### Exercise data:

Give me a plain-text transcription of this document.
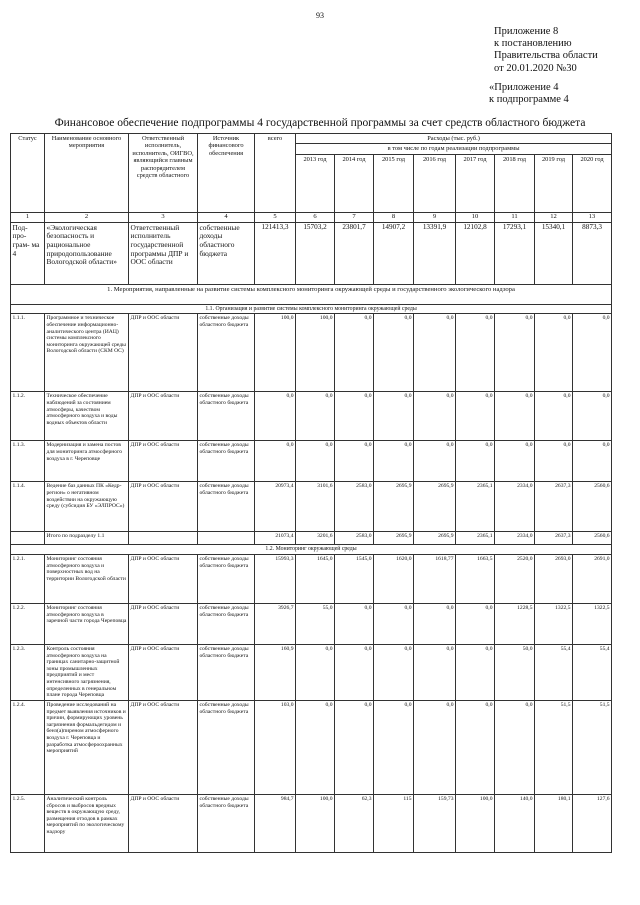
93
Приложение 8
к постановлению
Правительства области
от 20.01.2020 №30
«Приложение 4
к подпрограмме 4
Финансовое обеспечение подпрограммы 4 государственной программы за счет средств областного бюджета
Статус	Наименование основного мероприятия	Ответственный исполнитель, исполнитель, ОИГВО, являющийся главным распорядителем средств областного	Источник финансового обеспечения	всего	Расходы (тыс. руб.)							
					в том числе по годам реализации подпрограммы							
					2013 год	2014 год	2015 год	2016 год	2017 год	2018 год	2019 год	2020 год
1	2	3	4	5	6	7	8	9	10	11	12	13
Под- про- грам- ма 4	«Экологическая безопасность и рациональное природопользование Вологодской области»	Ответственный исполнитель государственной программы ДПР и ООС области	собственные доходы областного бюджета	121413,3	15703,2	23801,7	14907,2	13391,9	12102,8	17293,1	15340,1	8873,3
1. Мероприятия, направленные на развитие системы комплексного мониторинга окружающей среды и государственного экологического надзора												
1.1. Организация и развитие системы комплексного мониторинга окружающей среды												
1.1.1.	Программное и техническое обеспечение информационно-аналитического центра (ИАЦ) системы комплексного мониторинга окружающей среды Вологодской области (СКМ ОС)	ДПР и ООС области	собственные доходы областного бюджета	100,0	100,0	0,0	0,0	0,0	0,0	0,0	0,0	0,0
1.1.2.	Техническое обеспечение наблюдений за состоянием атмосферы, качеством атмосферного воздуха и воды водных объектов области	ДПР и ООС области	собственные доходы областного бюджета	0,0	0,0	0,0	0,0	0,0	0,0	0,0	0,0	0,0
1.1.3.	Модернизация и замена постов для мониторинга атмосферного воздуха в г. Череповце	ДПР и ООС области	собственные доходы областного бюджета	0,0	0,0	0,0	0,0	0,0	0,0	0,0	0,0	0,0
1.1.4.	Ведение баз данных ПК «Кедр-регион» о негативном воздействии на окружающую среду (субсидия БУ «ЭЛПРОС»)	ДПР и ООС области	собственные доходы областного бюджета	20973,4	3101,6	2583,0	2695,9	2695,9	2365,1	2334,0	2637,3	2560,6
	Итого по подразделу 1.1			21073,4	3201,6	2583,0	2695,9	2695,9	2365,1	2334,0	2637,3	2560,6
1.2. Мониторинг окружающей среды												
1.2.1.	Мониторинг состояния атмосферного воздуха и поверхностных вод на территории Вологодской области	ДПР и ООС области	собственные доходы областного бюджета	15993,3	1645,0	1545,0	1620,0	1618,77	1663,5	2520,0	2693,0	2691,0
1.2.2.	Мониторинг состояния атмосферного воздуха в заречной части города Череповца	ДПР и ООС области	собственные доходы областного бюджета	3926,7	55,0	0,0	0,0	0,0	0,0	1228,5	1322,5	1322,5
1.2.3.	Контроль состояния атмосферного воздуха на границах санитарно-защитной зоны промышленных предприятий и мест интенсивного загрязнения, определенных в генеральном плане города Череповца	ДПР и ООС области	собственные доходы областного бюджета	160,9	0,0	0,0	0,0	0,0	0,0	50,0	55,4	55,4
1.2.4.	Проведение исследований на предмет выявления источников и причин, формирующих уровень загрязнения формальдегидом и бенз(а)пиреном атмосферного воздуха г. Череповца и разработка атмосфероохранных мероприятий	ДПР и ООС области	собственные доходы областного бюджета	103,0	0,0	0,0	0,0	0,0	0,0	0,0	51,5	51,5
1.2.5.	Аналитический контроль сбросов и выбросов вредных веществ в окружающую среду, размещения отходов в рамках мероприятий по экологическому надзору	ДПР и ООС области	собственные доходы областного бюджета	984,7	100,0	62,3	115	159,73	100,0	140,0	180,1	127,6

### Instructions for the task:
Copy out every line of the material above exactly, skipping the pictures.

### In response:
Give me a plain-text transcription of this document.
93
Приложение 8
к постановлению
Правительства области
от 20.01.2020 №30
«Приложение 4
к подпрограмме 4
Финансовое обеспечение подпрограммы 4 государственной программы за счет средств областного бюджета
Статус	Наименование основного мероприятия	Ответственный исполнитель, исполнитель, ОИГВО, являющийся главным распорядителем средств областного	Источник финансового обеспечения	всего	Расходы (тыс. руб.)							
					в том числе по годам реализации подпрограммы							
					2013 год	2014 год	2015 год	2016 год	2017 год	2018 год	2019 год	2020 год
1	2	3	4	5	6	7	8	9	10	11	12	13
Под- про- грам- ма 4	«Экологическая безопасность и рациональное природопользование Вологодской области»	Ответственный исполнитель государственной программы ДПР и ООС области	собственные доходы областного бюджета	121413,3	15703,2	23801,7	14907,2	13391,9	12102,8	17293,1	15340,1	8873,3
1. Мероприятия, направленные на развитие системы комплексного мониторинга окружающей среды и государственного экологического надзора												
1.1. Организация и развитие системы комплексного мониторинга окружающей среды												
1.1.1.	Программное и техническое обеспечение информационно-аналитического центра (ИАЦ) системы комплексного мониторинга окружающей среды Вологодской области (СКМ ОС)	ДПР и ООС области	собственные доходы областного бюджета	100,0	100,0	0,0	0,0	0,0	0,0	0,0	0,0	0,0
1.1.2.	Техническое обеспечение наблюдений за состоянием атмосферы, качеством атмосферного воздуха и воды водных объектов области	ДПР и ООС области	собственные доходы областного бюджета	0,0	0,0	0,0	0,0	0,0	0,0	0,0	0,0	0,0
1.1.3.	Модернизация и замена постов для мониторинга атмосферного воздуха в г. Череповце	ДПР и ООС области	собственные доходы областного бюджета	0,0	0,0	0,0	0,0	0,0	0,0	0,0	0,0	0,0
1.1.4.	Ведение баз данных ПК «Кедр-регион» о негативном воздействии на окружающую среду (субсидия БУ «ЭЛПРОС»)	ДПР и ООС области	собственные доходы областного бюджета	20973,4	3101,6	2583,0	2695,9	2695,9	2365,1	2334,0	2637,3	2560,6
	Итого по подразделу 1.1			21073,4	3201,6	2583,0	2695,9	2695,9	2365,1	2334,0	2637,3	2560,6
1.2. Мониторинг окружающей среды												
1.2.1.	Мониторинг состояния атмосферного воздуха и поверхностных вод на территории Вологодской области	ДПР и ООС области	собственные доходы областного бюджета	15993,3	1645,0	1545,0	1620,0	1618,77	1663,5	2520,0	2693,0	2691,0
1.2.2.	Мониторинг состояния атмосферного воздуха в заречной части города Череповца	ДПР и ООС области	собственные доходы областного бюджета	3926,7	55,0	0,0	0,0	0,0	0,0	1228,5	1322,5	1322,5
1.2.3.	Контроль состояния атмосферного воздуха на границах санитарно-защитной зоны промышленных предприятий и мест интенсивного загрязнения, определенных в генеральном плане города Череповца	ДПР и ООС области	собственные доходы областного бюджета	160,9	0,0	0,0	0,0	0,0	0,0	50,0	55,4	55,4
1.2.4.	Проведение исследований на предмет выявления источников и причин, формирующих уровень загрязнения формальдегидом и бенз(а)пиреном атмосферного воздуха г. Череповца и разработка атмосфероохранных мероприятий	ДПР и ООС области	собственные доходы областного бюджета	103,0	0,0	0,0	0,0	0,0	0,0	0,0	51,5	51,5
1.2.5.	Аналитический контроль сбросов и выбросов вредных веществ в окружающую среду, размещения отходов в рамках мероприятий по экологическому надзору	ДПР и ООС области	собственные доходы областного бюджета	984,7	100,0	62,3	115	159,73	100,0	140,0	180,1	127,6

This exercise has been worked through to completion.